Given data —
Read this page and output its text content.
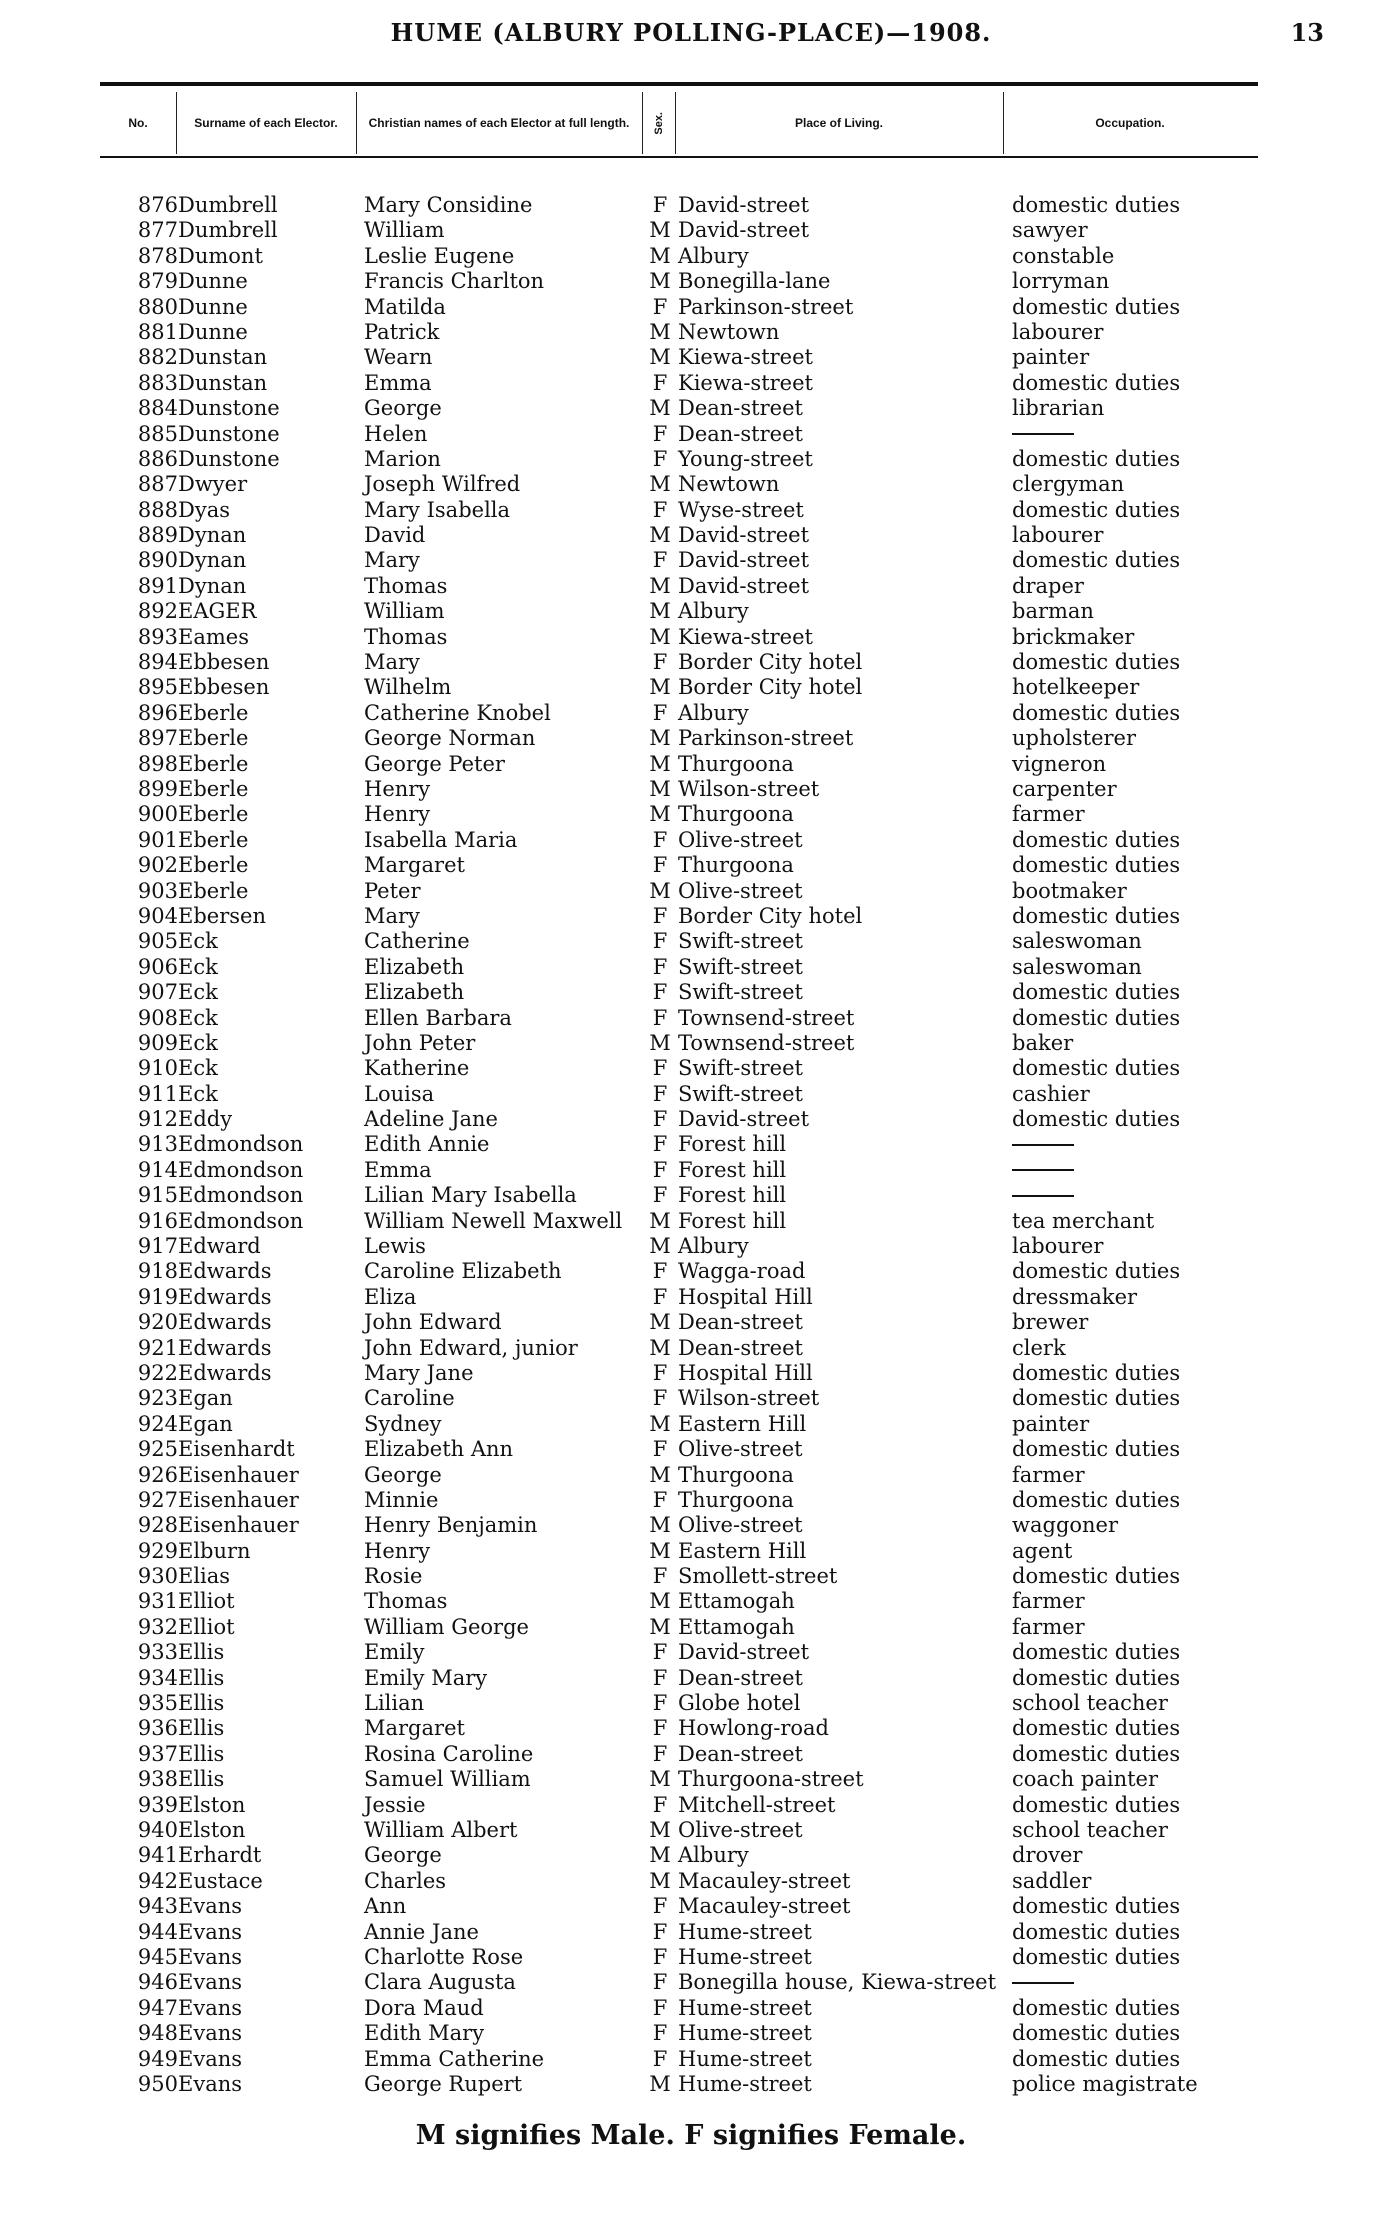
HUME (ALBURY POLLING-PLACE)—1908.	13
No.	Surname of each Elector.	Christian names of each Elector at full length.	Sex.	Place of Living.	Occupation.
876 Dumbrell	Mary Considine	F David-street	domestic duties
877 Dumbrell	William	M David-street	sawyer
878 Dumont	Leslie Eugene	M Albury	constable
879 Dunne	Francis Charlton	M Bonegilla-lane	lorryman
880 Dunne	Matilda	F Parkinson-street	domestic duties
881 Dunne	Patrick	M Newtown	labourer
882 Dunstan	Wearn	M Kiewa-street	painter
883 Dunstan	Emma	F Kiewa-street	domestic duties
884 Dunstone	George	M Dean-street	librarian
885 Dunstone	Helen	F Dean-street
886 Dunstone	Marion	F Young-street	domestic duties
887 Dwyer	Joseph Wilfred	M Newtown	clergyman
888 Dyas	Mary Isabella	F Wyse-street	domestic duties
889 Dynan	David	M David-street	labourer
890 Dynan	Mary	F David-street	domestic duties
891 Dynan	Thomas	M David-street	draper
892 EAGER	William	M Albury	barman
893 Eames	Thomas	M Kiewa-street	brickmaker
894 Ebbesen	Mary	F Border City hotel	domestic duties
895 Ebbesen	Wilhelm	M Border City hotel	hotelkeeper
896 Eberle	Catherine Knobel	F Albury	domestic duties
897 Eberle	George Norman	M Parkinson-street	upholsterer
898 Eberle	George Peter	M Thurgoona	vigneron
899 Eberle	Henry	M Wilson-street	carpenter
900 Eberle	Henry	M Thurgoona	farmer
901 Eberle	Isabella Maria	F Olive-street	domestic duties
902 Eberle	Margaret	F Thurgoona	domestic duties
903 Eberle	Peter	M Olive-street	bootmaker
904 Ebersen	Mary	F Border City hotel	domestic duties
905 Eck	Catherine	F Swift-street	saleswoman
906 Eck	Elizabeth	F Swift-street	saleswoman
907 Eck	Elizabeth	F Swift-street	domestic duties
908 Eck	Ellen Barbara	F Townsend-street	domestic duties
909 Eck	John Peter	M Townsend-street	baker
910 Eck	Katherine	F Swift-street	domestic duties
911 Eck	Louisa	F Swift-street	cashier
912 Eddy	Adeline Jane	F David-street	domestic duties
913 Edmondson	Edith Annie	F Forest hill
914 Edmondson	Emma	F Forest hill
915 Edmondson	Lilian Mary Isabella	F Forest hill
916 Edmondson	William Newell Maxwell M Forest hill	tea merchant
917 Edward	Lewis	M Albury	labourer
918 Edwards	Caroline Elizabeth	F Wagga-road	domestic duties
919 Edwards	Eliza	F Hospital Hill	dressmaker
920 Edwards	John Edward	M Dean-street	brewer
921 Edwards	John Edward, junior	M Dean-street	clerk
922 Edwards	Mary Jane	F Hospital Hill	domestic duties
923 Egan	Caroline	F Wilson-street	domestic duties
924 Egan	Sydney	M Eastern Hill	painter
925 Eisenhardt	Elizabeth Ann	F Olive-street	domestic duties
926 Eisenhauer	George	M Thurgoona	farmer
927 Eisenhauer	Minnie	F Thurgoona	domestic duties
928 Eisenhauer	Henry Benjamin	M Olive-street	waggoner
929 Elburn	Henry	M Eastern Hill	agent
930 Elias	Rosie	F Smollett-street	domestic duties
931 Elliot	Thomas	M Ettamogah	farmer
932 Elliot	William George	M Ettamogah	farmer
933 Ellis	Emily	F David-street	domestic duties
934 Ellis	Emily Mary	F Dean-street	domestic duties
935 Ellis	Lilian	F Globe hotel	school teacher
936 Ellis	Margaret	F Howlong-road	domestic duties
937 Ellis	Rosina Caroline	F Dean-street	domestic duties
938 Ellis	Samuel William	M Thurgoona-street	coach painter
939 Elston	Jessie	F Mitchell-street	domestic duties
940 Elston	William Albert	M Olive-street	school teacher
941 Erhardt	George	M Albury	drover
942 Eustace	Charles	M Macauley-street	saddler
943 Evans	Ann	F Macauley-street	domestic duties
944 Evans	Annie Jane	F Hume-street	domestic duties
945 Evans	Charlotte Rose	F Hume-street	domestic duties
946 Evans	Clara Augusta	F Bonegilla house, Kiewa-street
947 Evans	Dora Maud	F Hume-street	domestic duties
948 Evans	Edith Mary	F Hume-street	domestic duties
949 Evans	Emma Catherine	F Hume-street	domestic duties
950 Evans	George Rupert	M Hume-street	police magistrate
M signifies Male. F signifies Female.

Your instructions — Without including any pictures, output all the entries above exactly.

Completed exercise —
Read this page and output its text content.
HUME (ALBURY POLLING-PLACE)—1908.	13
No.	Surname of each Elector.	Christian names of each Elector at full length.	Sex.	Place of Living.	Occupation.
876 Dumbrell	Mary Considine	F David-street	domestic duties
877 Dumbrell	William	M David-street	sawyer
878 Dumont	Leslie Eugene	M Albury	constable
879 Dunne	Francis Charlton	M Bonegilla-lane	lorryman
880 Dunne	Matilda	F Parkinson-street	domestic duties
881 Dunne	Patrick	M Newtown	labourer
882 Dunstan	Wearn	M Kiewa-street	painter
883 Dunstan	Emma	F Kiewa-street	domestic duties
884 Dunstone	George	M Dean-street	librarian
885 Dunstone	Helen	F Dean-street
886 Dunstone	Marion	F Young-street	domestic duties
887 Dwyer	Joseph Wilfred	M Newtown	clergyman
888 Dyas	Mary Isabella	F Wyse-street	domestic duties
889 Dynan	David	M David-street	labourer
890 Dynan	Mary	F David-street	domestic duties
891 Dynan	Thomas	M David-street	draper
892 EAGER	William	M Albury	barman
893 Eames	Thomas	M Kiewa-street	brickmaker
894 Ebbesen	Mary	F Border City hotel	domestic duties
895 Ebbesen	Wilhelm	M Border City hotel	hotelkeeper
896 Eberle	Catherine Knobel	F Albury	domestic duties
897 Eberle	George Norman	M Parkinson-street	upholsterer
898 Eberle	George Peter	M Thurgoona	vigneron
899 Eberle	Henry	M Wilson-street	carpenter
900 Eberle	Henry	M Thurgoona	farmer
901 Eberle	Isabella Maria	F Olive-street	domestic duties
902 Eberle	Margaret	F Thurgoona	domestic duties
903 Eberle	Peter	M Olive-street	bootmaker
904 Ebersen	Mary	F Border City hotel	domestic duties
905 Eck	Catherine	F Swift-street	saleswoman
906 Eck	Elizabeth	F Swift-street	saleswoman
907 Eck	Elizabeth	F Swift-street	domestic duties
908 Eck	Ellen Barbara	F Townsend-street	domestic duties
909 Eck	John Peter	M Townsend-street	baker
910 Eck	Katherine	F Swift-street	domestic duties
911 Eck	Louisa	F Swift-street	cashier
912 Eddy	Adeline Jane	F David-street	domestic duties
913 Edmondson	Edith Annie	F Forest hill
914 Edmondson	Emma	F Forest hill
915 Edmondson	Lilian Mary Isabella	F Forest hill
916 Edmondson	William Newell Maxwell M Forest hill	tea merchant
917 Edward	Lewis	M Albury	labourer
918 Edwards	Caroline Elizabeth	F Wagga-road	domestic duties
919 Edwards	Eliza	F Hospital Hill	dressmaker
920 Edwards	John Edward	M Dean-street	brewer
921 Edwards	John Edward, junior	M Dean-street	clerk
922 Edwards	Mary Jane	F Hospital Hill	domestic duties
923 Egan	Caroline	F Wilson-street	domestic duties
924 Egan	Sydney	M Eastern Hill	painter
925 Eisenhardt	Elizabeth Ann	F Olive-street	domestic duties
926 Eisenhauer	George	M Thurgoona	farmer
927 Eisenhauer	Minnie	F Thurgoona	domestic duties
928 Eisenhauer	Henry Benjamin	M Olive-street	waggoner
929 Elburn	Henry	M Eastern Hill	agent
930 Elias	Rosie	F Smollett-street	domestic duties
931 Elliot	Thomas	M Ettamogah	farmer
932 Elliot	William George	M Ettamogah	farmer
933 Ellis	Emily	F David-street	domestic duties
934 Ellis	Emily Mary	F Dean-street	domestic duties
935 Ellis	Lilian	F Globe hotel	school teacher
936 Ellis	Margaret	F Howlong-road	domestic duties
937 Ellis	Rosina Caroline	F Dean-street	domestic duties
938 Ellis	Samuel William	M Thurgoona-street	coach painter
939 Elston	Jessie	F Mitchell-street	domestic duties
940 Elston	William Albert	M Olive-street	school teacher
941 Erhardt	George	M Albury	drover
942 Eustace	Charles	M Macauley-street	saddler
943 Evans	Ann	F Macauley-street	domestic duties
944 Evans	Annie Jane	F Hume-street	domestic duties
945 Evans	Charlotte Rose	F Hume-street	domestic duties
946 Evans	Clara Augusta	F Bonegilla house, Kiewa-street
947 Evans	Dora Maud	F Hume-street	domestic duties
948 Evans	Edith Mary	F Hume-street	domestic duties
949 Evans	Emma Catherine	F Hume-street	domestic duties
950 Evans	George Rupert	M Hume-street	police magistrate
M signifies Male. F signifies Female.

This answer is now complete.